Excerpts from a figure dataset
** start **
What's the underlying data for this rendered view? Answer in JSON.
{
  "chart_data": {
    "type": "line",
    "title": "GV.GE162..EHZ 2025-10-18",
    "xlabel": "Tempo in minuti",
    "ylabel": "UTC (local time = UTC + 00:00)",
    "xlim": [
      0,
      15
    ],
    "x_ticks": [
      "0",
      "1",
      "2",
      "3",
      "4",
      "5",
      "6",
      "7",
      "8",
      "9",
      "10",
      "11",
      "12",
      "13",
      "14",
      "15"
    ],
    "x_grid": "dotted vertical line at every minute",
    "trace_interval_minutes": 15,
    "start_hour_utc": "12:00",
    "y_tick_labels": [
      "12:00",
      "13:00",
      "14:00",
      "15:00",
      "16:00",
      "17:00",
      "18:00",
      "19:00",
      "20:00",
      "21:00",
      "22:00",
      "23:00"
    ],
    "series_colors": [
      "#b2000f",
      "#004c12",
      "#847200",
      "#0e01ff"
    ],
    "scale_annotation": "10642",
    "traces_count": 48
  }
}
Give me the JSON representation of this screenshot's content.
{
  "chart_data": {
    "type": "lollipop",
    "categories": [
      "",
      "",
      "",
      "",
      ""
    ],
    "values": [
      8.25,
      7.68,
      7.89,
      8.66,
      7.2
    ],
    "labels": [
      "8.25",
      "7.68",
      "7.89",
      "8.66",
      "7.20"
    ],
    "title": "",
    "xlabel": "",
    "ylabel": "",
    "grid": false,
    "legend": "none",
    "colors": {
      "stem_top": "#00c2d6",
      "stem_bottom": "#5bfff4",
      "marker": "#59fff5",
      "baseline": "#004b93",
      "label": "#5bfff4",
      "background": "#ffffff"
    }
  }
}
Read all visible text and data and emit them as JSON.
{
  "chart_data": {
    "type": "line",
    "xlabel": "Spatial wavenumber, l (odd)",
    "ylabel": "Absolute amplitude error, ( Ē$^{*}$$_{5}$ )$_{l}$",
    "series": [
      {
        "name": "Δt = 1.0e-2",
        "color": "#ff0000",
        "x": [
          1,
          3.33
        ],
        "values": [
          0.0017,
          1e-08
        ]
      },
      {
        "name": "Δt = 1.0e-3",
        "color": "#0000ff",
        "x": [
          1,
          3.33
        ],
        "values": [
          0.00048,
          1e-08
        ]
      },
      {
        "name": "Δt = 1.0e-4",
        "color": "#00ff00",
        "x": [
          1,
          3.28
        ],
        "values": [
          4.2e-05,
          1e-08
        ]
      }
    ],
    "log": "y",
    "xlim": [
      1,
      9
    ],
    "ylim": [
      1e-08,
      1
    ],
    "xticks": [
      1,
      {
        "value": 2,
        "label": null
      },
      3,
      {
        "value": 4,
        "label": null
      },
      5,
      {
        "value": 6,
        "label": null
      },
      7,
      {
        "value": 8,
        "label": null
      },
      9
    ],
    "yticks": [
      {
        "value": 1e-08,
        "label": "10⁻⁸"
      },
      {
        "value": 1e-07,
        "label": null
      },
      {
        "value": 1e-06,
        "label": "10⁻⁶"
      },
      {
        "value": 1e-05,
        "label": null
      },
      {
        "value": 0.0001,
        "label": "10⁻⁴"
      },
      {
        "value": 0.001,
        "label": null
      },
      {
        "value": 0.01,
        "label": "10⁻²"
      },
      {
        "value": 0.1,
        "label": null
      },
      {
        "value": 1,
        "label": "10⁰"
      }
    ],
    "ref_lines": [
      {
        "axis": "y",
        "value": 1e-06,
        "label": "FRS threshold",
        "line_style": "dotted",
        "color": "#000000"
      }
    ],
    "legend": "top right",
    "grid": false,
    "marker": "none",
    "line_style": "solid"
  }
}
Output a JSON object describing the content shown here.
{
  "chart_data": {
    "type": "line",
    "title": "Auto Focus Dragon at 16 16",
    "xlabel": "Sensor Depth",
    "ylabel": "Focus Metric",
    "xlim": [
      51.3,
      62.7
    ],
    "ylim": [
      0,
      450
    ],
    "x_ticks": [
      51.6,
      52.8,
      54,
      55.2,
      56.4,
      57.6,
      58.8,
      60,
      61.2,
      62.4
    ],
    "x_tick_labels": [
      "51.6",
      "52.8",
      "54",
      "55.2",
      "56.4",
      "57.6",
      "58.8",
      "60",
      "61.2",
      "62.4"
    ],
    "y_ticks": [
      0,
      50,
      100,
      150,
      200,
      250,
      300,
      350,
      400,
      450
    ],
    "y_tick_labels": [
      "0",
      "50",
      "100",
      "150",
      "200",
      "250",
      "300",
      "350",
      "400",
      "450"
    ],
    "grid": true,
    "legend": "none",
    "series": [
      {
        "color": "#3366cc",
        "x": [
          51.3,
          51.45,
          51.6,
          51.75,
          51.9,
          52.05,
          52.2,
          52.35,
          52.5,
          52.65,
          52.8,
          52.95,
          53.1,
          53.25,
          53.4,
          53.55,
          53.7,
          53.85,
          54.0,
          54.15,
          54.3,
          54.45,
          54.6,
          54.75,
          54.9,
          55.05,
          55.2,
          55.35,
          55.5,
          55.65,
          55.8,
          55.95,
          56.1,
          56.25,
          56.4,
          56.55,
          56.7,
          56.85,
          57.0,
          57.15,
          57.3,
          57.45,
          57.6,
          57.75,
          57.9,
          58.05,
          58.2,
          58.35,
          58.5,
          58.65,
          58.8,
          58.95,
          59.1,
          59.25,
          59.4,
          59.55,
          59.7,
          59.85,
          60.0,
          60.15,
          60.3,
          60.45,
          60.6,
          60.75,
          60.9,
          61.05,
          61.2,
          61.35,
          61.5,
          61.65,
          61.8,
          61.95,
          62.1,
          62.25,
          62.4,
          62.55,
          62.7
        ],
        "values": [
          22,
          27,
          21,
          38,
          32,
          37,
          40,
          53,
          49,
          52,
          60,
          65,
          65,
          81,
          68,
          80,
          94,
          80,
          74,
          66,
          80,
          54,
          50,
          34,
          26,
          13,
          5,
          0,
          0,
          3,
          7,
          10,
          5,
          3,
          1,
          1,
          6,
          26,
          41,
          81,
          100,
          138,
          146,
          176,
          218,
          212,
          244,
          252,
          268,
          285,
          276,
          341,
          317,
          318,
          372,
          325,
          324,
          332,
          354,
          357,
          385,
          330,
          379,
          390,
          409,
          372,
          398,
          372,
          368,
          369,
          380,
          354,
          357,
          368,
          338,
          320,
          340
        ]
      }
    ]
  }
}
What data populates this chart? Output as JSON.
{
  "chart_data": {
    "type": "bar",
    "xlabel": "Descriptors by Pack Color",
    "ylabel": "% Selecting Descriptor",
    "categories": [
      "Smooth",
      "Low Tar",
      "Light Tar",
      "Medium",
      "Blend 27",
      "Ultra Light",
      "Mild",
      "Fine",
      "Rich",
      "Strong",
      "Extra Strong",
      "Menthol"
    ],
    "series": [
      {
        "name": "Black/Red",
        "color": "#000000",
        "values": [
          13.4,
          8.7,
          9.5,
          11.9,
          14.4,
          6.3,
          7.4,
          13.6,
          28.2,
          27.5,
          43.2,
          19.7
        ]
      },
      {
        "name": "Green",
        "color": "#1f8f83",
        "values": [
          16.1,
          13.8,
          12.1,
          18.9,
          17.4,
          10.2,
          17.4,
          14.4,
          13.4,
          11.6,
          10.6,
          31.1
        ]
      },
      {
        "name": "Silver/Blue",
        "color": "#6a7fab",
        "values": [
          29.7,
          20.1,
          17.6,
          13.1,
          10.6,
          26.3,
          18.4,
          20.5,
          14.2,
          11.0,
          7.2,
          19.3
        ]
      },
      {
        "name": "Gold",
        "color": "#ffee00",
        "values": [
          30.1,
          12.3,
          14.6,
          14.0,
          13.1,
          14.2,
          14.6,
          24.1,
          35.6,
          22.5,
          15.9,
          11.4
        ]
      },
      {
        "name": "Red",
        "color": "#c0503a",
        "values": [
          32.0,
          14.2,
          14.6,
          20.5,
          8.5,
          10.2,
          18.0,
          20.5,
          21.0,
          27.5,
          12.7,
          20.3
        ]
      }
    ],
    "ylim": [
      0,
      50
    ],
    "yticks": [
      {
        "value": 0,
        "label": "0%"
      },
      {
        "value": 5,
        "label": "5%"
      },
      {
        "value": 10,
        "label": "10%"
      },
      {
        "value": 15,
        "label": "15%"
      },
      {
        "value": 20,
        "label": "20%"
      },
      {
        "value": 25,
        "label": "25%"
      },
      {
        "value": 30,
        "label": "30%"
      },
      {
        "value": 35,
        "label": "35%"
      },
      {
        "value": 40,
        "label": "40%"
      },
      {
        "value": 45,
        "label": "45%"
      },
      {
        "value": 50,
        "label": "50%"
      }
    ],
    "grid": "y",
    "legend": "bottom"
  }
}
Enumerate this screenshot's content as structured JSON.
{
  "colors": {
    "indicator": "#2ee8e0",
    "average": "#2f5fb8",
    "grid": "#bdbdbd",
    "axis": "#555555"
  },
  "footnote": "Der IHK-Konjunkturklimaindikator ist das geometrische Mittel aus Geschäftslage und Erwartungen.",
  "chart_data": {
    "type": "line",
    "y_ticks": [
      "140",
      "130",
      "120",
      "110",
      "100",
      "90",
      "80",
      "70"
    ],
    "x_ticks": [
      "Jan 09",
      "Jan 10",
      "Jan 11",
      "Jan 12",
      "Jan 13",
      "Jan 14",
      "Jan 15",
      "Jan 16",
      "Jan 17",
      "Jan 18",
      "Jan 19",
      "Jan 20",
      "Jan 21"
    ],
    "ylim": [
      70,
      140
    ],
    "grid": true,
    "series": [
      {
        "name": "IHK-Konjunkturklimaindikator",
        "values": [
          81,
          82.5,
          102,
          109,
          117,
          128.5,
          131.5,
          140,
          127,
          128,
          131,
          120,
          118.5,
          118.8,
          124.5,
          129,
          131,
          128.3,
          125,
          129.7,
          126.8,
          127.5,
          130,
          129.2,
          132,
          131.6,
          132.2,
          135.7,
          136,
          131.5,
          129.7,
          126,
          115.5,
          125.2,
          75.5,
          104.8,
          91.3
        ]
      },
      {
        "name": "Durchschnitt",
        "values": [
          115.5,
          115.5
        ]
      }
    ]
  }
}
** end **
### WORK REQUIRED
Copy down every line of the material above that includes the string "Output".

### SOLUTION
Output a JSON object describing the content shown here.
What data populates this chart? Output as JSON.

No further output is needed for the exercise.